▶ [Exercise description]: Below are some records. Pull every line that contains the word "content".

▶ [Working data]:
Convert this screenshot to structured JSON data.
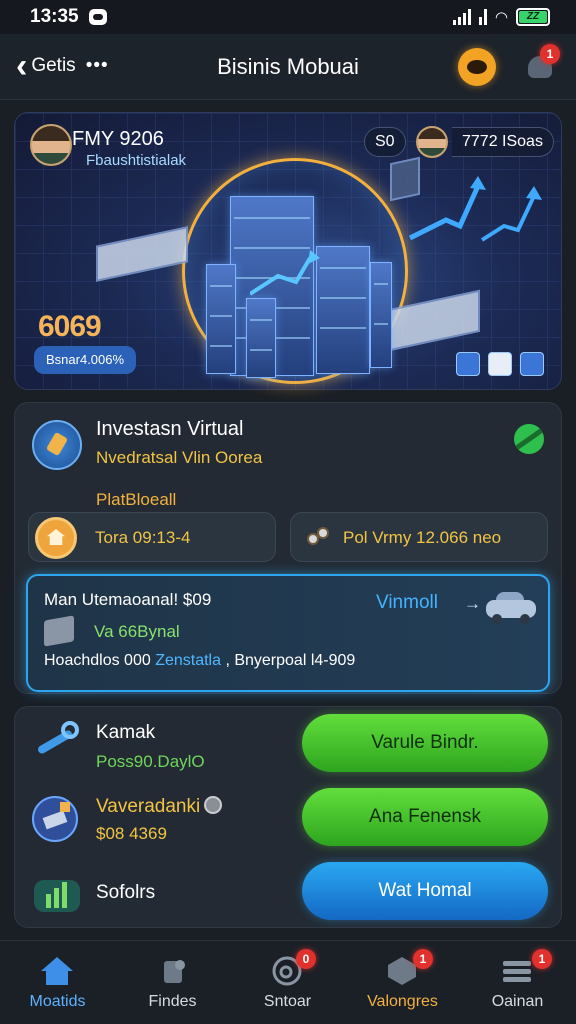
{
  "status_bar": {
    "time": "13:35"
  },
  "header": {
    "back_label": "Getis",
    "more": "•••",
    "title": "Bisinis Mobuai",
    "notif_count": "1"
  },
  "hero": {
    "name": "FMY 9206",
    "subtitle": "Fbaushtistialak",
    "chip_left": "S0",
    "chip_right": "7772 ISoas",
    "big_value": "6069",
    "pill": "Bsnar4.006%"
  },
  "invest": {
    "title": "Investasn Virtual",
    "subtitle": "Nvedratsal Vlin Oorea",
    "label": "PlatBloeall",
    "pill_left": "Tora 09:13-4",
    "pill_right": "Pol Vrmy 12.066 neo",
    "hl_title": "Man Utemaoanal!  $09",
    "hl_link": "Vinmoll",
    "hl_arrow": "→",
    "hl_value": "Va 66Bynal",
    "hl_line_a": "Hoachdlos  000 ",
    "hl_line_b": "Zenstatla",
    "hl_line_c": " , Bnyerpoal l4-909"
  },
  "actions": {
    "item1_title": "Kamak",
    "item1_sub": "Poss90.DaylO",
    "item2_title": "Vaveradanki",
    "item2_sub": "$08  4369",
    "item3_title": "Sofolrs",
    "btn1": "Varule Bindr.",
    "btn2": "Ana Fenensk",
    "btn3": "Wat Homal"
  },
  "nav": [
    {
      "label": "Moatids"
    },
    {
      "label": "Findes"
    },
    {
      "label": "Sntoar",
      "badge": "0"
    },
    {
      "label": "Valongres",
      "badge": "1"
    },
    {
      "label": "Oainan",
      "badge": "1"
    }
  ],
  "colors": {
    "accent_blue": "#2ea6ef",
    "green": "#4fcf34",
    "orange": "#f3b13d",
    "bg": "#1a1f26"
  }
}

* * *

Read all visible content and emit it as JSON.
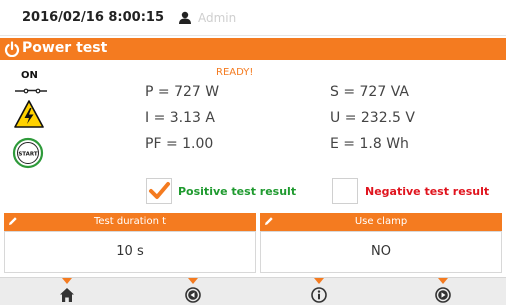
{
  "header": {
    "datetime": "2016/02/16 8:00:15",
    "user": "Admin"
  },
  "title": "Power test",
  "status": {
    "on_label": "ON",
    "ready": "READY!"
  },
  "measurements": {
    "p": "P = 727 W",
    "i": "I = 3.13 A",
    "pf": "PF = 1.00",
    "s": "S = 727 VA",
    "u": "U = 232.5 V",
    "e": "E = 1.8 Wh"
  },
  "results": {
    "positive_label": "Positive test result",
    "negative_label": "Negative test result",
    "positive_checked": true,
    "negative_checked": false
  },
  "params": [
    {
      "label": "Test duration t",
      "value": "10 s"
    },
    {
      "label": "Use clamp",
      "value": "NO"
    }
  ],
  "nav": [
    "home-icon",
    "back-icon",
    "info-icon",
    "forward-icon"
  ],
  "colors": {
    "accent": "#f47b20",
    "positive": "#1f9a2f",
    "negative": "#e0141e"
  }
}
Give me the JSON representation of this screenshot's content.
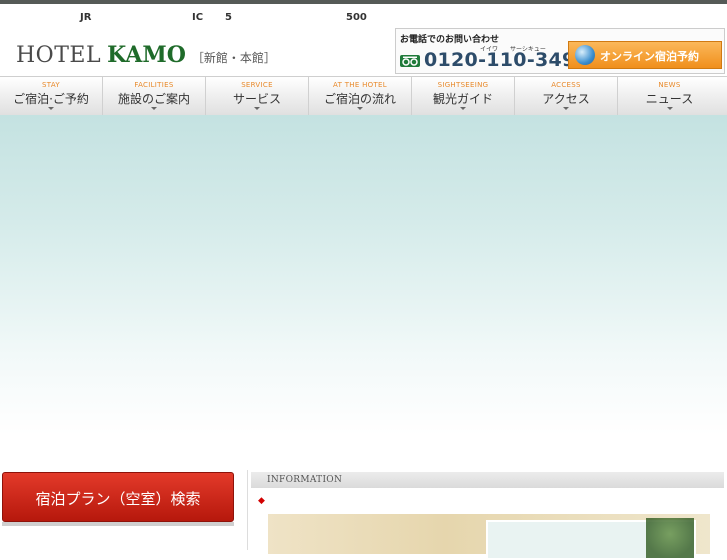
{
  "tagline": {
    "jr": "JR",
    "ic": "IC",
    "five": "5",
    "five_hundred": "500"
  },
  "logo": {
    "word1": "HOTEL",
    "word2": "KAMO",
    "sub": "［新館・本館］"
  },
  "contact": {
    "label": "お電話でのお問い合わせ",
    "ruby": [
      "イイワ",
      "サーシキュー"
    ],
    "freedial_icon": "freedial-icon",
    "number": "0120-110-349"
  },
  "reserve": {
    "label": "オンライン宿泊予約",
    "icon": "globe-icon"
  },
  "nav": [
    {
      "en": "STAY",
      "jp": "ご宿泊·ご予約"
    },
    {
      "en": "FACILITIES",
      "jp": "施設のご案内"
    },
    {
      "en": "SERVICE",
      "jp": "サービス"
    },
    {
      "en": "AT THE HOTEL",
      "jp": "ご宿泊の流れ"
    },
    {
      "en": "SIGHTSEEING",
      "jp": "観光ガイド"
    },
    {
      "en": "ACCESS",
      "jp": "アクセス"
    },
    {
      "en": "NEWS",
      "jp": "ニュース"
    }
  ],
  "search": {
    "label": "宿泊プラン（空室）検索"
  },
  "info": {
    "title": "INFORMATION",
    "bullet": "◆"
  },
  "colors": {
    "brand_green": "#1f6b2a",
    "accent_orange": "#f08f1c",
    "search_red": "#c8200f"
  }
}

▶ [Answer for this exercise]:
Read all visible content and emit it as JSON.
Give me the JSON representation of this screenshot's content.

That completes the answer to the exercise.